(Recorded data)
++++++++

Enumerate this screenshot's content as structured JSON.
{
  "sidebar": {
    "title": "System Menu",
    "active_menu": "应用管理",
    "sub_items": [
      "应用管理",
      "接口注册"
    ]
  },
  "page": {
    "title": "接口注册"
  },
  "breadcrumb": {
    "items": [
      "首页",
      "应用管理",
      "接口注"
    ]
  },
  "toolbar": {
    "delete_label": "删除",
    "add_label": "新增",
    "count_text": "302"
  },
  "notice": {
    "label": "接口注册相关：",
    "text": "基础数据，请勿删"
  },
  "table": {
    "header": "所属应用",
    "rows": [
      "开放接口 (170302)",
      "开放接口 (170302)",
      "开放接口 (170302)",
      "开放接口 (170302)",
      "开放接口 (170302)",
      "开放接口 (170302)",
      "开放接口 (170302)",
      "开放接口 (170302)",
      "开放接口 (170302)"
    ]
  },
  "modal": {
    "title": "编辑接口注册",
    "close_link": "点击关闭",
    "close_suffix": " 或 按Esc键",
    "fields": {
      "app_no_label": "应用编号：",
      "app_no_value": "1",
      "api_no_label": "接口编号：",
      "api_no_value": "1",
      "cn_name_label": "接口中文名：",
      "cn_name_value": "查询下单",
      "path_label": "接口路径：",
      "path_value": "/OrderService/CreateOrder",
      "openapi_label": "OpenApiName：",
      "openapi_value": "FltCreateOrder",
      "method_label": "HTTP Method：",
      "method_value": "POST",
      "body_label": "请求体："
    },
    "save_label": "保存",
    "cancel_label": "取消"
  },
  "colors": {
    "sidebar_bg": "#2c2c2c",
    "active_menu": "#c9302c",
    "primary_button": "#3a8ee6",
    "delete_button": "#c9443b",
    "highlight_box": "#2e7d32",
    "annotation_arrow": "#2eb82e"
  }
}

++++++++

Stated goal:
Reproduce each record exactly, leaving nothing out.

The completed task:
Enumerate this screenshot's content as structured JSON.
{
  "sidebar": {
    "title": "System Menu",
    "active_menu": "应用管理",
    "sub_items": [
      "应用管理",
      "接口注册"
    ]
  },
  "page": {
    "title": "接口注册"
  },
  "breadcrumb": {
    "items": [
      "首页",
      "应用管理",
      "接口注"
    ]
  },
  "toolbar": {
    "delete_label": "删除",
    "add_label": "新增",
    "count_text": "302"
  },
  "notice": {
    "label": "接口注册相关：",
    "text": "基础数据，请勿删"
  },
  "table": {
    "header": "所属应用",
    "rows": [
      "开放接口 (170302)",
      "开放接口 (170302)",
      "开放接口 (170302)",
      "开放接口 (170302)",
      "开放接口 (170302)",
      "开放接口 (170302)",
      "开放接口 (170302)",
      "开放接口 (170302)",
      "开放接口 (170302)"
    ]
  },
  "modal": {
    "title": "编辑接口注册",
    "close_link": "点击关闭",
    "close_suffix": " 或 按Esc键",
    "fields": {
      "app_no_label": "应用编号：",
      "app_no_value": "1",
      "api_no_label": "接口编号：",
      "api_no_value": "1",
      "cn_name_label": "接口中文名：",
      "cn_name_value": "查询下单",
      "path_label": "接口路径：",
      "path_value": "/OrderService/CreateOrder",
      "openapi_label": "OpenApiName：",
      "openapi_value": "FltCreateOrder",
      "method_label": "HTTP Method：",
      "method_value": "POST",
      "body_label": "请求体："
    },
    "save_label": "保存",
    "cancel_label": "取消"
  },
  "colors": {
    "sidebar_bg": "#2c2c2c",
    "active_menu": "#c9302c",
    "primary_button": "#3a8ee6",
    "delete_button": "#c9443b",
    "highlight_box": "#2e7d32",
    "annotation_arrow": "#2eb82e"
  }
}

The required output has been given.